WHAT TO PRODUCE:
Read the listing and extract each line that includes the word "this".

DATASET ENTRIES:
------------------------------------------------
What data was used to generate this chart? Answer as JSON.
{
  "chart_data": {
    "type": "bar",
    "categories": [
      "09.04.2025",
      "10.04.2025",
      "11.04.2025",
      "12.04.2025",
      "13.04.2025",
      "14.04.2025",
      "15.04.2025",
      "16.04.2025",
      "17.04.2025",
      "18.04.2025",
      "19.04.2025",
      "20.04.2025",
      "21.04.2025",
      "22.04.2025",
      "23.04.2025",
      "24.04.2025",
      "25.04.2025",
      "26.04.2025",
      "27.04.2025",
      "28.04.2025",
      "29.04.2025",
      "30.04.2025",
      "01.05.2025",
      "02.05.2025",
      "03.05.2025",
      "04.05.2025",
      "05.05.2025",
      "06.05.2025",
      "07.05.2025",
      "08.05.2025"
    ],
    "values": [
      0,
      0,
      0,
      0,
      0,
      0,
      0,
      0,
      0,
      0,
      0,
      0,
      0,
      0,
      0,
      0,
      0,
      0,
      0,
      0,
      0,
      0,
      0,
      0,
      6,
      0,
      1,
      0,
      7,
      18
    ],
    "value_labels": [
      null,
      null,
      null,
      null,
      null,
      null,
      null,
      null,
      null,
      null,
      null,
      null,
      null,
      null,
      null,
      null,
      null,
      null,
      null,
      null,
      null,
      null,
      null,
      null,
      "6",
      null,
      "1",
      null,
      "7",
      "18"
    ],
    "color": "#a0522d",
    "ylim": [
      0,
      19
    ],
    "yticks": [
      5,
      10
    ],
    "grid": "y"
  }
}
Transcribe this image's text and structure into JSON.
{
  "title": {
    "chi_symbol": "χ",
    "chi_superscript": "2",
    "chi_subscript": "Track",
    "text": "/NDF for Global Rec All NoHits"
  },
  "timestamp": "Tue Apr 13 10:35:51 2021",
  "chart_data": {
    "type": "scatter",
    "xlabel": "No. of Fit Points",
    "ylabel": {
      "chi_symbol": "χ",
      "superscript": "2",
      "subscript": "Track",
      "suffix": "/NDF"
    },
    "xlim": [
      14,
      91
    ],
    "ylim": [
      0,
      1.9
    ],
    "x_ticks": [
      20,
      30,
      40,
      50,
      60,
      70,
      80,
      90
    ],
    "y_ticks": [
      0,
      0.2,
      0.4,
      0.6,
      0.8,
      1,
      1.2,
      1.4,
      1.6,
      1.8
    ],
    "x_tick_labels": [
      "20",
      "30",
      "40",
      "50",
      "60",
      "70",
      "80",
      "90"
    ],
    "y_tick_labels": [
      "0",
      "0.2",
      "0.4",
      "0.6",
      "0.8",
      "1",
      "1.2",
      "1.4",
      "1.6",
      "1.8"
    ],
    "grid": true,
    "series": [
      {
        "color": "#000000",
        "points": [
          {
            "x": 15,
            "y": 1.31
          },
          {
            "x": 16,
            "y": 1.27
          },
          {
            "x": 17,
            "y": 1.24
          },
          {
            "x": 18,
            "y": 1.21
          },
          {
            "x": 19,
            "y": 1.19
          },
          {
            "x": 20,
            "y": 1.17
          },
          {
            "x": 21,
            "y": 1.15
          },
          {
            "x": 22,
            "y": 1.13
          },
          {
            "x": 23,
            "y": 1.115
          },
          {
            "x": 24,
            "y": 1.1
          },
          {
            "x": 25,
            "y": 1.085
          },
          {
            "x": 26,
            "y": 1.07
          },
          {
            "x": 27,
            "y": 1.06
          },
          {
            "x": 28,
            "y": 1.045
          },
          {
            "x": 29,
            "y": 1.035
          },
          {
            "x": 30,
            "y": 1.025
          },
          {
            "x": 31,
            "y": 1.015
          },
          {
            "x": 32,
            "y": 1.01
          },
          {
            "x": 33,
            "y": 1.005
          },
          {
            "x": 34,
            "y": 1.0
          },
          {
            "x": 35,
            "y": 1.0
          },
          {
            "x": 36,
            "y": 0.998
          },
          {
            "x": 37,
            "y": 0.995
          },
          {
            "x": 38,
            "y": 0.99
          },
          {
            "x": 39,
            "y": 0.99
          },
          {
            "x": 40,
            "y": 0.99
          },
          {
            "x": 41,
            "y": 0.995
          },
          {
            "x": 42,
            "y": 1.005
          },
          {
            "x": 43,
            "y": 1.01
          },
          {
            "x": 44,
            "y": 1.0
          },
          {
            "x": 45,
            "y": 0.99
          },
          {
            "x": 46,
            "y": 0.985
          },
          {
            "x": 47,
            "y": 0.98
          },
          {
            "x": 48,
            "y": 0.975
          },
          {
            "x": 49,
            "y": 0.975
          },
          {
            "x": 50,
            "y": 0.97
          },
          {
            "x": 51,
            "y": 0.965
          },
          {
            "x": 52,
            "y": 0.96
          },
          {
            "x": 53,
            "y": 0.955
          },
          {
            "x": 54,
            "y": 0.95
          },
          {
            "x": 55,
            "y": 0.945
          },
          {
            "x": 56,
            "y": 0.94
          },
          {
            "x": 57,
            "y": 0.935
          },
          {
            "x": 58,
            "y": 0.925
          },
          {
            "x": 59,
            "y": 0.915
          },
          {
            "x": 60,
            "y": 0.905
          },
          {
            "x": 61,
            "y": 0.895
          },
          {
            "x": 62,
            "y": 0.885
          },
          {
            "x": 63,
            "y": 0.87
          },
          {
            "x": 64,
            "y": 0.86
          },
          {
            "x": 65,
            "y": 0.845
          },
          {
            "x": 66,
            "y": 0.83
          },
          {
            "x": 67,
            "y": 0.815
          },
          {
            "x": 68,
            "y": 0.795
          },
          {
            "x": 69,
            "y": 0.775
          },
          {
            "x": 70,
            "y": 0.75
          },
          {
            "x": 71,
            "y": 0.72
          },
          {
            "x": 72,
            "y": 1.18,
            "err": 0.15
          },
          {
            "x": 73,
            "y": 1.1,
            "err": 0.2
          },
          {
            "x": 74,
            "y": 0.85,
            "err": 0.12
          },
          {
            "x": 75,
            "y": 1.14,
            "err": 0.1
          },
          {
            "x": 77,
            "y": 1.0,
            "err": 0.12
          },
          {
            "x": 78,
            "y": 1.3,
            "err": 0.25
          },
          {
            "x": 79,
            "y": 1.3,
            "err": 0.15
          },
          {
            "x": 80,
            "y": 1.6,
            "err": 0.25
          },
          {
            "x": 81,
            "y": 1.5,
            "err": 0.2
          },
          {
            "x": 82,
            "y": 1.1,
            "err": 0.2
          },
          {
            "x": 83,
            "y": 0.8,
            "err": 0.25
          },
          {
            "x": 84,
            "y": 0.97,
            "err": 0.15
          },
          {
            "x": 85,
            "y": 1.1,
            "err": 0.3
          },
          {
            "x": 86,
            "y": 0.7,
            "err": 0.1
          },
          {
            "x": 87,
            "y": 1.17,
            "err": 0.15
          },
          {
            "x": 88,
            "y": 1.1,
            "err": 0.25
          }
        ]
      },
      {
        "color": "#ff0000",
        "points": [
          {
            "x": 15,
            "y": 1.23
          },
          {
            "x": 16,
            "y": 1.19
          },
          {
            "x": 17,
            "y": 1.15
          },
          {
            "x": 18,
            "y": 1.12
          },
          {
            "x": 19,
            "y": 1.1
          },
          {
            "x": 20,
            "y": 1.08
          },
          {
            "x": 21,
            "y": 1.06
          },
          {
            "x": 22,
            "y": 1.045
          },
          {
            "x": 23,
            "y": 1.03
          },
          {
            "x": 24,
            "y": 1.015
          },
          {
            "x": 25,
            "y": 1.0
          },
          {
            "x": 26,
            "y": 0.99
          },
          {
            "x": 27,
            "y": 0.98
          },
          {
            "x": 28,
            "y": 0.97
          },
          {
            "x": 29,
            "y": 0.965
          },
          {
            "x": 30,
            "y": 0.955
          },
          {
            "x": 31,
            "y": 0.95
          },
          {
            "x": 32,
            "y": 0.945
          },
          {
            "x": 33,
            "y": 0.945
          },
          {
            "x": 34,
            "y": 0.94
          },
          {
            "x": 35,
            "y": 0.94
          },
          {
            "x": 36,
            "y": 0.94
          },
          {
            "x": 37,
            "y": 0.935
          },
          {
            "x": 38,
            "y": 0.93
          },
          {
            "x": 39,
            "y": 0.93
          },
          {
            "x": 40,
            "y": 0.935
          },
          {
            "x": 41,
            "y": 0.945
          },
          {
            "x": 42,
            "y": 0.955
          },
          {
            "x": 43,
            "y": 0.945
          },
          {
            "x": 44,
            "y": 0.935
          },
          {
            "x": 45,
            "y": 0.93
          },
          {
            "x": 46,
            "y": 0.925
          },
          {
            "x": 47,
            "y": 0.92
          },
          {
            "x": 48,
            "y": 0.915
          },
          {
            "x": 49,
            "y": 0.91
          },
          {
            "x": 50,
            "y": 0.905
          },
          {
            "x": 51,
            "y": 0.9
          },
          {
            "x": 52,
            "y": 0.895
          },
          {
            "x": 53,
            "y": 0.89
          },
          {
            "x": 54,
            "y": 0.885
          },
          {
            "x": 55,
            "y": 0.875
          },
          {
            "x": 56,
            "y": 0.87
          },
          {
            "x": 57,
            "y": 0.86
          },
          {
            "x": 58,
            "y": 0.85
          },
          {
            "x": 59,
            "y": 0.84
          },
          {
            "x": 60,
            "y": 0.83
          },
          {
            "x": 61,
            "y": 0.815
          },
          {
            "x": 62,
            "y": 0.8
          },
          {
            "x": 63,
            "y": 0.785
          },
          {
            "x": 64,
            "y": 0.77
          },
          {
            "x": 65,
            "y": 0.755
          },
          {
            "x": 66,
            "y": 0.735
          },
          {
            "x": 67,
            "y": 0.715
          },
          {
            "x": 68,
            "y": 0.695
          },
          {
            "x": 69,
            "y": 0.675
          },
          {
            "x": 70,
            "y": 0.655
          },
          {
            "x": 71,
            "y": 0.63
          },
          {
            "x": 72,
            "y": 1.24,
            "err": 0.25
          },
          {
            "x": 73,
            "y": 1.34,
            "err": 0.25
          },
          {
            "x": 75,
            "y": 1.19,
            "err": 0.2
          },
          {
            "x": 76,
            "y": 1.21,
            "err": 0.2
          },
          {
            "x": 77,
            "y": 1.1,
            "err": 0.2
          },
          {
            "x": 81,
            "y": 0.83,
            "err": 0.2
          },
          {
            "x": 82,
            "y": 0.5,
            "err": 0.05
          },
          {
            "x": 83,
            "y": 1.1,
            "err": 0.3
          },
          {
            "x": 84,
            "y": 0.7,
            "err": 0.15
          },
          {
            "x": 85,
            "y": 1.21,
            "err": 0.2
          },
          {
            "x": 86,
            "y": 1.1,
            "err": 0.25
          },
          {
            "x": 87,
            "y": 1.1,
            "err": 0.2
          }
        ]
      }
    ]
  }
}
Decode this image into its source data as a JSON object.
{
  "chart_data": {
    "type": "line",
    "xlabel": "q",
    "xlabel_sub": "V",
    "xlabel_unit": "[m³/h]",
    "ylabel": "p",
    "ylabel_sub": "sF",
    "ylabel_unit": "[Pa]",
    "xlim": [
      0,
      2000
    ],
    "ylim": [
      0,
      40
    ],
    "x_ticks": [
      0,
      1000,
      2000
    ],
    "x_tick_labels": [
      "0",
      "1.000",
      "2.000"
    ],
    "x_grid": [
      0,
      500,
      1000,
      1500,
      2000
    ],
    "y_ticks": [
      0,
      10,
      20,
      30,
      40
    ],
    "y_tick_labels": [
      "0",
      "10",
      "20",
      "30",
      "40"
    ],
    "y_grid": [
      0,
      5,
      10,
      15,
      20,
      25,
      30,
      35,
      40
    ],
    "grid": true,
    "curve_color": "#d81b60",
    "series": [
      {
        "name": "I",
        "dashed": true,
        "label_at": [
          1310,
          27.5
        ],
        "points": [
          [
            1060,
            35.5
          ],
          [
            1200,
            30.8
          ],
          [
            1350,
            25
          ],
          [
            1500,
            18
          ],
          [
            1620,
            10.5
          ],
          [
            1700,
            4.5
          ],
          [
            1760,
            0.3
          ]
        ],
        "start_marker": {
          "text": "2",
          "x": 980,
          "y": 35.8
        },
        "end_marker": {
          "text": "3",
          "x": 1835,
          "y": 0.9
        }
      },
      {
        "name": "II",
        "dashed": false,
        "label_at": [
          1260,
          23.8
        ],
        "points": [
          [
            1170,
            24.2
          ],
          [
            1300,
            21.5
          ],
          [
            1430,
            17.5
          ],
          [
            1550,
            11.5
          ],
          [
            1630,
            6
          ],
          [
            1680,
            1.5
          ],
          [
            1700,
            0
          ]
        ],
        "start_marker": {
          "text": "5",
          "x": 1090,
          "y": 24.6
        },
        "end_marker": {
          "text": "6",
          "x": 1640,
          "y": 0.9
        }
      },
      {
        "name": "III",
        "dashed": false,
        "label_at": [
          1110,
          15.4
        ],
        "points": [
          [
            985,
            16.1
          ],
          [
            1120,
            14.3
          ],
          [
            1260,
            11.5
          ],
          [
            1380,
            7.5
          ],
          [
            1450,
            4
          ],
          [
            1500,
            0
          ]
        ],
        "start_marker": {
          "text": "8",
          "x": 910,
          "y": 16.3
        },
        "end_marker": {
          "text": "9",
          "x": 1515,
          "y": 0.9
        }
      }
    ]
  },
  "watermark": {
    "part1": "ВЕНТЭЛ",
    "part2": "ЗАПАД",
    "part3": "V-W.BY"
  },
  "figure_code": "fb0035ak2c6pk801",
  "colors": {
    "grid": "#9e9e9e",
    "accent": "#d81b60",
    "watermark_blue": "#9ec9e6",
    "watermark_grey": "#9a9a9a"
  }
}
------------------------------------------------
ANSWER IN FULL:
What data was used to generate this chart? Answer as JSON.
Transcribe this image's text and structure into JSON.
Decode this image into its source data as a JSON object.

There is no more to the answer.